__Stated exercise__.
Filter out everything except lines holding "선발예정".

__Data provided__.
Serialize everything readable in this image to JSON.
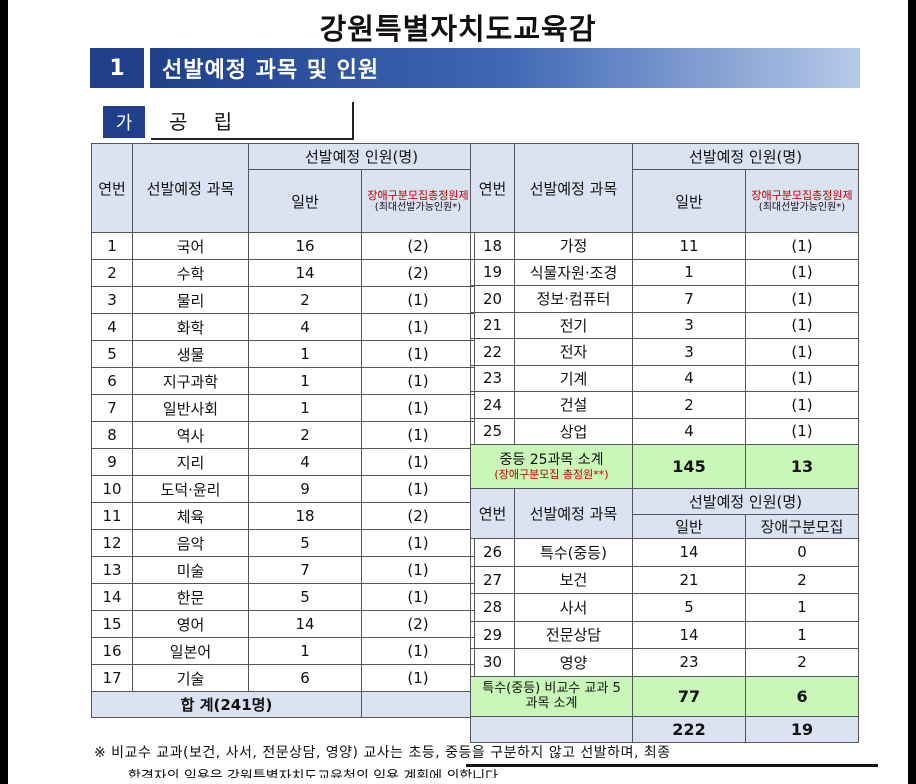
{
  "org_title": "강원특별자치도교육감",
  "section": {
    "number": "1",
    "title": "선발예정 과목 및 인원"
  },
  "subsection": {
    "marker": "가",
    "title": "공 립"
  },
  "headers": {
    "no": "연번",
    "subject": "선발예정 과목",
    "count_group": "선발예정 인원(명)",
    "general": "일반",
    "disabled_total": "장애구분모집총정원제",
    "disabled_max": "(최대선발가능인원*)",
    "disabled_plain": "장애구분모집"
  },
  "left_rows": [
    {
      "no": "1",
      "subject": "국어",
      "general": "16",
      "disabled": "(2)"
    },
    {
      "no": "2",
      "subject": "수학",
      "general": "14",
      "disabled": "(2)"
    },
    {
      "no": "3",
      "subject": "물리",
      "general": "2",
      "disabled": "(1)"
    },
    {
      "no": "4",
      "subject": "화학",
      "general": "4",
      "disabled": "(1)"
    },
    {
      "no": "5",
      "subject": "생물",
      "general": "1",
      "disabled": "(1)"
    },
    {
      "no": "6",
      "subject": "지구과학",
      "general": "1",
      "disabled": "(1)"
    },
    {
      "no": "7",
      "subject": "일반사회",
      "general": "1",
      "disabled": "(1)"
    },
    {
      "no": "8",
      "subject": "역사",
      "general": "2",
      "disabled": "(1)"
    },
    {
      "no": "9",
      "subject": "지리",
      "general": "4",
      "disabled": "(1)"
    },
    {
      "no": "10",
      "subject": "도덕·윤리",
      "general": "9",
      "disabled": "(1)"
    },
    {
      "no": "11",
      "subject": "체육",
      "general": "18",
      "disabled": "(2)"
    },
    {
      "no": "12",
      "subject": "음악",
      "general": "5",
      "disabled": "(1)"
    },
    {
      "no": "13",
      "subject": "미술",
      "general": "7",
      "disabled": "(1)"
    },
    {
      "no": "14",
      "subject": "한문",
      "general": "5",
      "disabled": "(1)"
    },
    {
      "no": "15",
      "subject": "영어",
      "general": "14",
      "disabled": "(2)"
    },
    {
      "no": "16",
      "subject": "일본어",
      "general": "1",
      "disabled": "(1)"
    },
    {
      "no": "17",
      "subject": "기술",
      "general": "6",
      "disabled": "(1)"
    }
  ],
  "right_rows": [
    {
      "no": "18",
      "subject": "가정",
      "general": "11",
      "disabled": "(1)"
    },
    {
      "no": "19",
      "subject": "식물자원·조경",
      "general": "1",
      "disabled": "(1)"
    },
    {
      "no": "20",
      "subject": "정보·컴퓨터",
      "general": "7",
      "disabled": "(1)"
    },
    {
      "no": "21",
      "subject": "전기",
      "general": "3",
      "disabled": "(1)"
    },
    {
      "no": "22",
      "subject": "전자",
      "general": "3",
      "disabled": "(1)"
    },
    {
      "no": "23",
      "subject": "기계",
      "general": "4",
      "disabled": "(1)"
    },
    {
      "no": "24",
      "subject": "건설",
      "general": "2",
      "disabled": "(1)"
    },
    {
      "no": "25",
      "subject": "상업",
      "general": "4",
      "disabled": "(1)"
    }
  ],
  "secondary_subtotal": {
    "label": "중등 25과목 소계",
    "sublabel": "(장애구분모집 총정원**)",
    "general": "145",
    "disabled": "13"
  },
  "special_rows": [
    {
      "no": "26",
      "subject": "특수(중등)",
      "general": "14",
      "disabled": "0"
    },
    {
      "no": "27",
      "subject": "보건",
      "general": "21",
      "disabled": "2"
    },
    {
      "no": "28",
      "subject": "사서",
      "general": "5",
      "disabled": "1"
    },
    {
      "no": "29",
      "subject": "전문상담",
      "general": "14",
      "disabled": "1"
    },
    {
      "no": "30",
      "subject": "영양",
      "general": "23",
      "disabled": "2"
    }
  ],
  "special_subtotal": {
    "label": "특수(중등) 비교수 교과 5과목 소계",
    "general": "77",
    "disabled": "6"
  },
  "grand_total": {
    "label": "합 계(241명)",
    "general": "222",
    "disabled": "19"
  },
  "note_line1": "※ 비교수 교과(보건, 사서, 전문상담, 영양) 교사는 초등, 중등을 구분하지 않고 선발하며, 최종",
  "note_line2": "합격자의 임용은 강원특별자치도교육청의 임용 계획에 의합니다."
}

__Solution to this problem__.
    "title": "선발예정 과목 및 인원"
    "subject": "선발예정 과목",
    "count_group": "선발예정 인원(명)",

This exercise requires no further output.